_Directive_: Which lines below hold the word "maraîchine"? Report each one.

_Information supplied_:
[BEGIN]

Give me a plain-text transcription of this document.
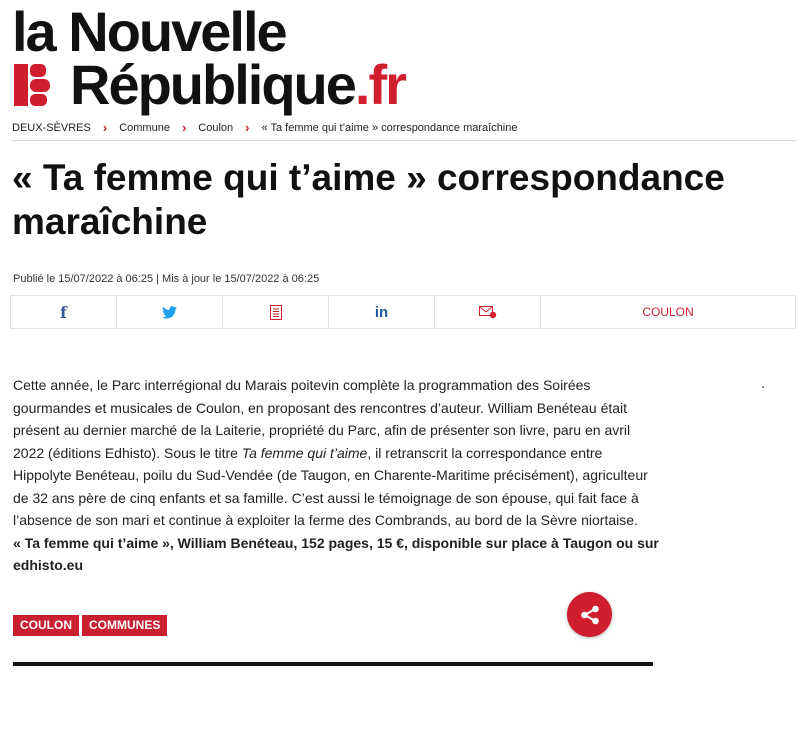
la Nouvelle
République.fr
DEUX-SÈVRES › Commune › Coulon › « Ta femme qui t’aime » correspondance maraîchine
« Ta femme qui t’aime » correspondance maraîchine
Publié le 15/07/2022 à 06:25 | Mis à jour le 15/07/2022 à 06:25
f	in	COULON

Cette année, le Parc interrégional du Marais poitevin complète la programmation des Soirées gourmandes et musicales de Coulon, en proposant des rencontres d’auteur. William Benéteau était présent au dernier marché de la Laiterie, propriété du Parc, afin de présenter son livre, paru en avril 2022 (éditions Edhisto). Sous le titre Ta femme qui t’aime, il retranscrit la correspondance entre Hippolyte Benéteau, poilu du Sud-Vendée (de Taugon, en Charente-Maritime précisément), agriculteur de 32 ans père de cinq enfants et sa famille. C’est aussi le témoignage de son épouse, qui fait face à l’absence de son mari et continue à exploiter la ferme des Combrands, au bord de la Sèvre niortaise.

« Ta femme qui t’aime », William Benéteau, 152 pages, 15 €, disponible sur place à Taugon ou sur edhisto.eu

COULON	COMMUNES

[END]
[BEGIN]

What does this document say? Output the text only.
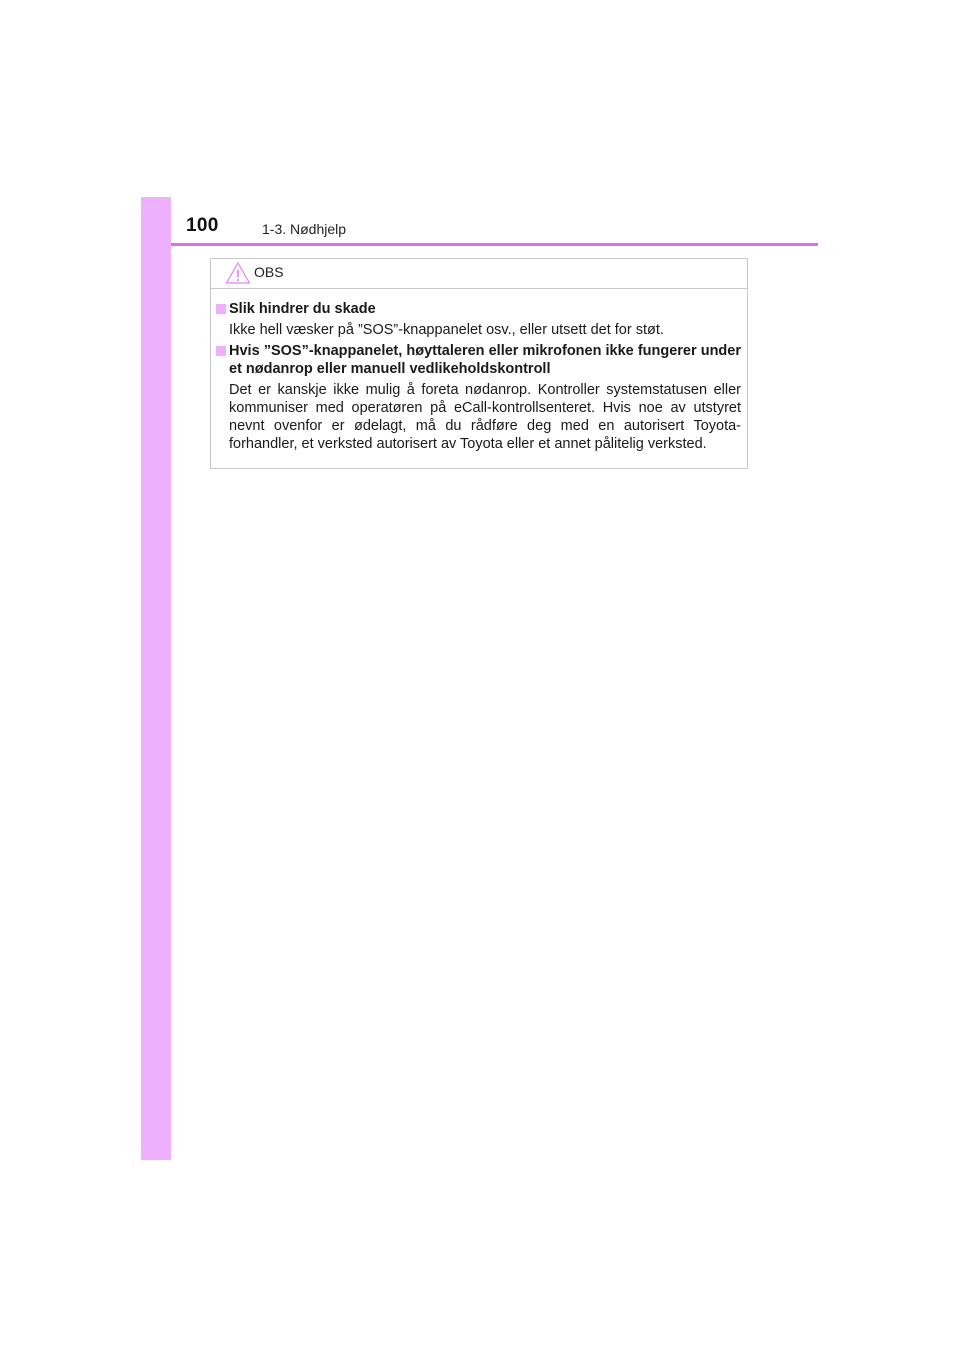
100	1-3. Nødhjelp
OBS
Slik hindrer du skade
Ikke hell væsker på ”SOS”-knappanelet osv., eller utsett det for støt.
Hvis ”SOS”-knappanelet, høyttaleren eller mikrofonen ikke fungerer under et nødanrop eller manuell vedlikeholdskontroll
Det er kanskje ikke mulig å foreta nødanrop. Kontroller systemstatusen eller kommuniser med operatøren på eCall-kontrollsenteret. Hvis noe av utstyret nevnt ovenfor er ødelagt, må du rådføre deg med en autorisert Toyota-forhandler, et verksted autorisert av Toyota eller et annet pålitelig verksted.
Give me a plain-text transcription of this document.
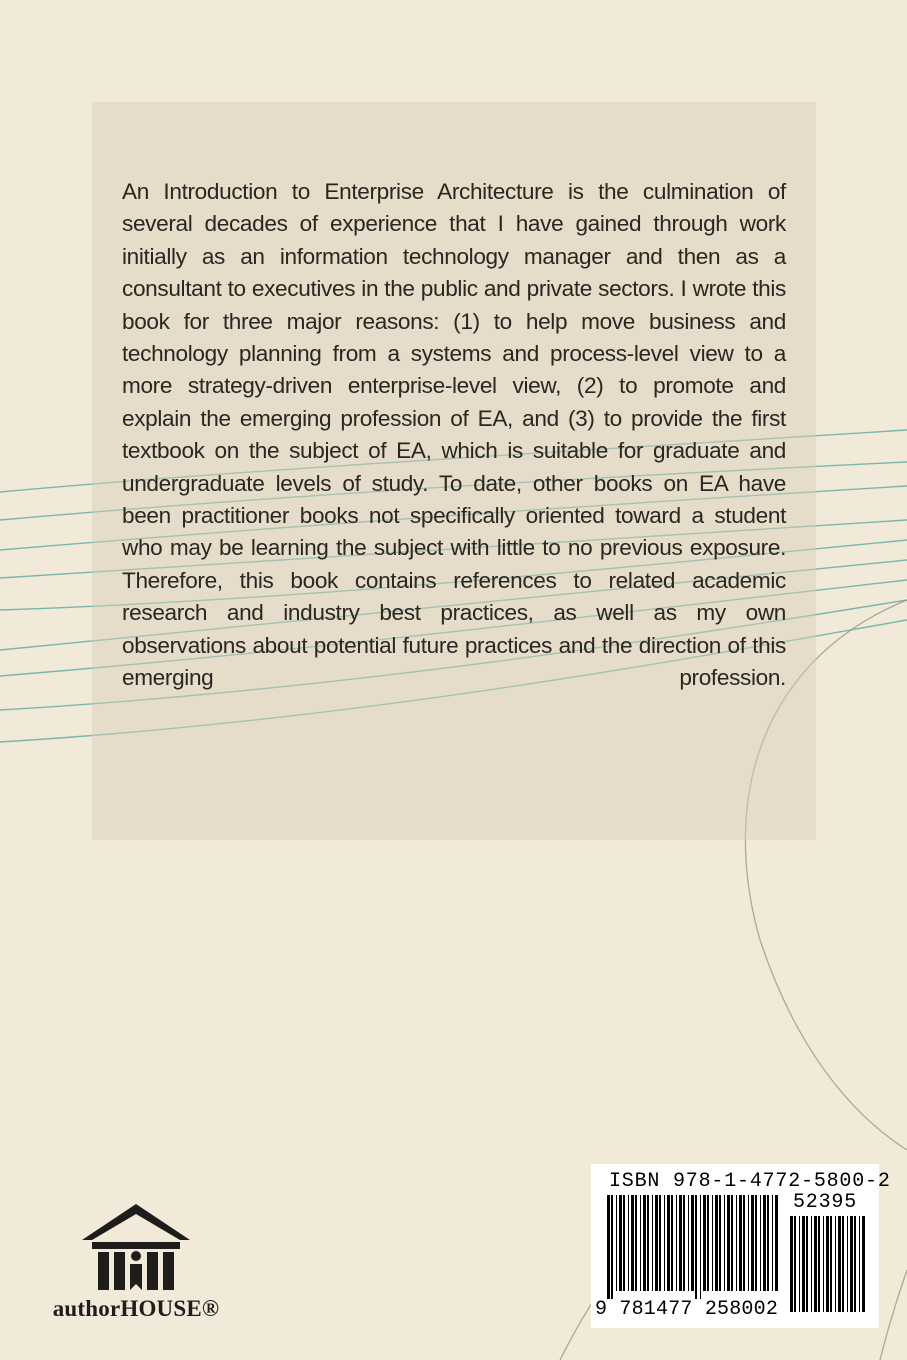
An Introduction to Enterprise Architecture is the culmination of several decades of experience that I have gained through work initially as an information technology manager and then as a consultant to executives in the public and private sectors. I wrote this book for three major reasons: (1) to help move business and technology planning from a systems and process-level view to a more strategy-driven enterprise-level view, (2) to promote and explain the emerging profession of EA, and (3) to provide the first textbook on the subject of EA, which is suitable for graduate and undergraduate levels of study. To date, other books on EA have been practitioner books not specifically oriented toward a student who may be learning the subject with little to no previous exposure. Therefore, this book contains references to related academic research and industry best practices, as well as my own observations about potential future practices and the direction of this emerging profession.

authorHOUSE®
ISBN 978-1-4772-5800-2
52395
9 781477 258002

[END]

_Solution_:
DEUX-SÈVRES › Commune › Coulon › « Ta femme qui t’aime » correspondance maraîchine
« Ta femme qui t’aime » correspondance maraîchine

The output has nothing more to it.